» **Extracted entries**:
— Begin —

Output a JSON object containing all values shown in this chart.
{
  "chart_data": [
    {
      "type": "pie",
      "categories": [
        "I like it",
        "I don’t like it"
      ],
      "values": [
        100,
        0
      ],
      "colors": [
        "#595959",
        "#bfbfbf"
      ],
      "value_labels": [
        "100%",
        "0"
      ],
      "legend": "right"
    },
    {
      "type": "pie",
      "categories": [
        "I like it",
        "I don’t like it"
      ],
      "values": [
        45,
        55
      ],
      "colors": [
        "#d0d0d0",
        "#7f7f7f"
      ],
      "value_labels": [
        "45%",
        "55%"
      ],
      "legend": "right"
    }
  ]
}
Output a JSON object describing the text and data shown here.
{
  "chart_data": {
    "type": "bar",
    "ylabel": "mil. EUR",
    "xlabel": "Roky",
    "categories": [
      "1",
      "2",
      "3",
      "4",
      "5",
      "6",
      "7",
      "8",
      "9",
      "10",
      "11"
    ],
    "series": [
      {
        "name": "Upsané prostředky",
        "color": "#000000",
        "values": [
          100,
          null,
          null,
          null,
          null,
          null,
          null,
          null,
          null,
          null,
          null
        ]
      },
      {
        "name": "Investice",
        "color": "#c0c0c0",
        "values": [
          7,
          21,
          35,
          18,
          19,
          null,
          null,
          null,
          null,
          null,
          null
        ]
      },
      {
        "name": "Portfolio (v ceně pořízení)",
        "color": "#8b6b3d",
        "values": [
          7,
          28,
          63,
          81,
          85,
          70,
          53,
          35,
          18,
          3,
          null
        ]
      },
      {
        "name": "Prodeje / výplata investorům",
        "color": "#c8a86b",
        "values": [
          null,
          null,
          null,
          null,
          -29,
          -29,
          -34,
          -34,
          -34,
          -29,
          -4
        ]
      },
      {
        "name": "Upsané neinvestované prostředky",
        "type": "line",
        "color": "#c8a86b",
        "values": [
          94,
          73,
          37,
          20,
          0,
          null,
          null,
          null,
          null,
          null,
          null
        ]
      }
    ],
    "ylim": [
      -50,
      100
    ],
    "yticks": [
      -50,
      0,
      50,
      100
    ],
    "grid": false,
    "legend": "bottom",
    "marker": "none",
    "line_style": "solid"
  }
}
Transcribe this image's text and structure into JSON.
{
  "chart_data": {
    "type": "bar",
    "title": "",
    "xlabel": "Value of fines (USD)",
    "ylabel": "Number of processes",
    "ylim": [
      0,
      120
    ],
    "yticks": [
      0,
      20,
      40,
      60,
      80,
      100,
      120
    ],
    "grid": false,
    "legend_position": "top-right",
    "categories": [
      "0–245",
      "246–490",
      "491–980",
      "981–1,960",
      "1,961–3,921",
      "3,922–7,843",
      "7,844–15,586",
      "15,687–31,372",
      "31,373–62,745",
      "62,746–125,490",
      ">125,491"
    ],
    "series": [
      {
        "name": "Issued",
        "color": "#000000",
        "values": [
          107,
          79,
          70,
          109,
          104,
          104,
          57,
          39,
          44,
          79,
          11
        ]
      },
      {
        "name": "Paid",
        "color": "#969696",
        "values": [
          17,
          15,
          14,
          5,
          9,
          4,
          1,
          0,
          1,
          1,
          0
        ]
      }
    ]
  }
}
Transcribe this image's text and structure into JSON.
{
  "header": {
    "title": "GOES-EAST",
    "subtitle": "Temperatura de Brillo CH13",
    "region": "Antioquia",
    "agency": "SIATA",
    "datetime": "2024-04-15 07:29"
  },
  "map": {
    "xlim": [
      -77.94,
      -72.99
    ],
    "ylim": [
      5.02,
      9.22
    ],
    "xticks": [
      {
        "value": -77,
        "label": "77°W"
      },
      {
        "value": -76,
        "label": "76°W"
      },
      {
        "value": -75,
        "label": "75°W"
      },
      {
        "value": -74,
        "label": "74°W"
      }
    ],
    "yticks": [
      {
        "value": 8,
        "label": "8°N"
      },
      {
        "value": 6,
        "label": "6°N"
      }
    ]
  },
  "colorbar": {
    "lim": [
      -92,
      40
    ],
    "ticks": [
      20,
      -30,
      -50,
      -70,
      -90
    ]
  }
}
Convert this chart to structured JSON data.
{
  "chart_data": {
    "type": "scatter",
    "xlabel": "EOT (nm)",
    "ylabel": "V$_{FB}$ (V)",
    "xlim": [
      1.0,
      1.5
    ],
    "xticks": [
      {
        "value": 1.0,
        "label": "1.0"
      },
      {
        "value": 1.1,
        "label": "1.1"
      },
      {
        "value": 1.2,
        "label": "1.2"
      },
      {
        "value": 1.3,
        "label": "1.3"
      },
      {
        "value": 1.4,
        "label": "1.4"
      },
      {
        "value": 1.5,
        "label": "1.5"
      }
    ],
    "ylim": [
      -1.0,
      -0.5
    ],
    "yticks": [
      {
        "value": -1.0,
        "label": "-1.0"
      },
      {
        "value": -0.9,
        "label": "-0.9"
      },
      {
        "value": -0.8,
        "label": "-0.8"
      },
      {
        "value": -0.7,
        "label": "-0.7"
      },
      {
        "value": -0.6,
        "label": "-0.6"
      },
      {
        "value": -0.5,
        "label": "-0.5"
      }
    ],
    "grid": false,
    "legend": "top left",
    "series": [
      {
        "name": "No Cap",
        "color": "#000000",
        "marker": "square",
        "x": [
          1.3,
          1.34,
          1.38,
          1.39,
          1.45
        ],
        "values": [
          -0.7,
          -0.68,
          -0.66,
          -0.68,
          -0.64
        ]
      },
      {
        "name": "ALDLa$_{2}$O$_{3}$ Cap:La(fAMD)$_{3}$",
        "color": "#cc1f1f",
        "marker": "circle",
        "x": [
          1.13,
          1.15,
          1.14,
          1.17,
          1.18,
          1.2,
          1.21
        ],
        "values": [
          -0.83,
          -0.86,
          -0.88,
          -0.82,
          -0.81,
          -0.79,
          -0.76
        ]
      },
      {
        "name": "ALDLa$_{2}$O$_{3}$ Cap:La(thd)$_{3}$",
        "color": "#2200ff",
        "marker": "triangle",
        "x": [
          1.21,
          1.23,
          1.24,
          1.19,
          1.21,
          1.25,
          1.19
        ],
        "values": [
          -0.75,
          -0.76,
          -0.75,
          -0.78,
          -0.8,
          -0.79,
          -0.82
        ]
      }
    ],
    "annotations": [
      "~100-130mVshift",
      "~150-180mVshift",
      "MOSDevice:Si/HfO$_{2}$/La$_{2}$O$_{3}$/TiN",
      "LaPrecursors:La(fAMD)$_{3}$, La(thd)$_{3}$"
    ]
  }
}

— End —

» **Task description**:
Extract all lines from the material above that include the word "ALDLa".

» **Task result**:
        "name": "ALDLa$_{2}$O$_{3}$ Cap:La(fAMD)$_{3}$",
        "name": "ALDLa$_{2}$O$_{3}$ Cap:La(thd)$_{3}$",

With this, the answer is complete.